- _Problem_
Using the records below, give the number of lines where the word "JSON" appears, with no further output.

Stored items

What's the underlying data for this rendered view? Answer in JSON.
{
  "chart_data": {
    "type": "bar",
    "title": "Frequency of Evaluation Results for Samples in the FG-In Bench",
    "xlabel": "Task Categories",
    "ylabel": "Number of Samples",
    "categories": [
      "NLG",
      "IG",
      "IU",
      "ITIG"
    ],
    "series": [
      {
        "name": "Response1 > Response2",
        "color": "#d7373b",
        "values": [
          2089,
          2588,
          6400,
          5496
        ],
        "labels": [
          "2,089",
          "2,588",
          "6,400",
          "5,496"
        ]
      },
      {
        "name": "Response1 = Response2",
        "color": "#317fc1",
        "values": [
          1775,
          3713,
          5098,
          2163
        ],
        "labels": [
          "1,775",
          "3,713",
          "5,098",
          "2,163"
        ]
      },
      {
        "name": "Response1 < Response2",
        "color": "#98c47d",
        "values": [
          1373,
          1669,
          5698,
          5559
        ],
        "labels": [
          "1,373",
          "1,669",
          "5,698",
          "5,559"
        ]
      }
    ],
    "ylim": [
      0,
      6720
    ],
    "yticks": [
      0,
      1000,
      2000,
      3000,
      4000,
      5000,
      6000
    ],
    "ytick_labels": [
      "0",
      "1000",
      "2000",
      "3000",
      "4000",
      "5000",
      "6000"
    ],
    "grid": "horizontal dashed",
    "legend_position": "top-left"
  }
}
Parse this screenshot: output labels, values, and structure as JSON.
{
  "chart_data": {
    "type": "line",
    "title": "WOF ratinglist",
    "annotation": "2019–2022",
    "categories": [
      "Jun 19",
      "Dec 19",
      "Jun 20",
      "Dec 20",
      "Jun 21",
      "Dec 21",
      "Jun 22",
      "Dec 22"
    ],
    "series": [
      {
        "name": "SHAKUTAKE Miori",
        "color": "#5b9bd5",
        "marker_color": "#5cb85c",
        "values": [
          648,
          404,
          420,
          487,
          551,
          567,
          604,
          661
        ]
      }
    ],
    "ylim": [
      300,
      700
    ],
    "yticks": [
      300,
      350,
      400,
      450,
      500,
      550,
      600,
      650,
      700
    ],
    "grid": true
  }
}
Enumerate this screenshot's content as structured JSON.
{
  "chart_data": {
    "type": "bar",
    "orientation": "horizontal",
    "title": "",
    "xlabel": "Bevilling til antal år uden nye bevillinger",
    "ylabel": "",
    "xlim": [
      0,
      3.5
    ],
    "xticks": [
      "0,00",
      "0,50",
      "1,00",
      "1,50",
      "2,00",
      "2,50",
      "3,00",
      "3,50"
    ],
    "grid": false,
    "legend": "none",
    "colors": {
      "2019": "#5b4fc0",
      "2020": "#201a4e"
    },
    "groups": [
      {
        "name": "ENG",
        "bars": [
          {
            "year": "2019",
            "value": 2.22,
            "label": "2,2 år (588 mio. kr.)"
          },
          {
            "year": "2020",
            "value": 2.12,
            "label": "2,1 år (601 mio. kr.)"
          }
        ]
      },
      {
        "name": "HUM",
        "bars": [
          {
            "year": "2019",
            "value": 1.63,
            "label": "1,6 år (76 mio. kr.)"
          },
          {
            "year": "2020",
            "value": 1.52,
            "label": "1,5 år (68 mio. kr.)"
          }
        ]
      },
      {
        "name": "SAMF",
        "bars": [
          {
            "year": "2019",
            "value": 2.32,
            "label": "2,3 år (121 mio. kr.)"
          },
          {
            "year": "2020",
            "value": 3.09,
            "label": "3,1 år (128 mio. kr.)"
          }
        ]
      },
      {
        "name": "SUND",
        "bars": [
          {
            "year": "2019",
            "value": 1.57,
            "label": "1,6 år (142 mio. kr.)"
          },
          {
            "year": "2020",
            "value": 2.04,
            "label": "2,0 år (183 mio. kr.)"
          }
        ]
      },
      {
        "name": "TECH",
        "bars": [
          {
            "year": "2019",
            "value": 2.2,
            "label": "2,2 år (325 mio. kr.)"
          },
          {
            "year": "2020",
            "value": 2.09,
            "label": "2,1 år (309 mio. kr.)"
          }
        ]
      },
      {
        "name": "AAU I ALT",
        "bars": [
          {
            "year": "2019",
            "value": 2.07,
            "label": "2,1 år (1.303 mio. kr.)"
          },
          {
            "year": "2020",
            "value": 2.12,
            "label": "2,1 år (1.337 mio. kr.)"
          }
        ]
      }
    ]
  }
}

- _Final result_
3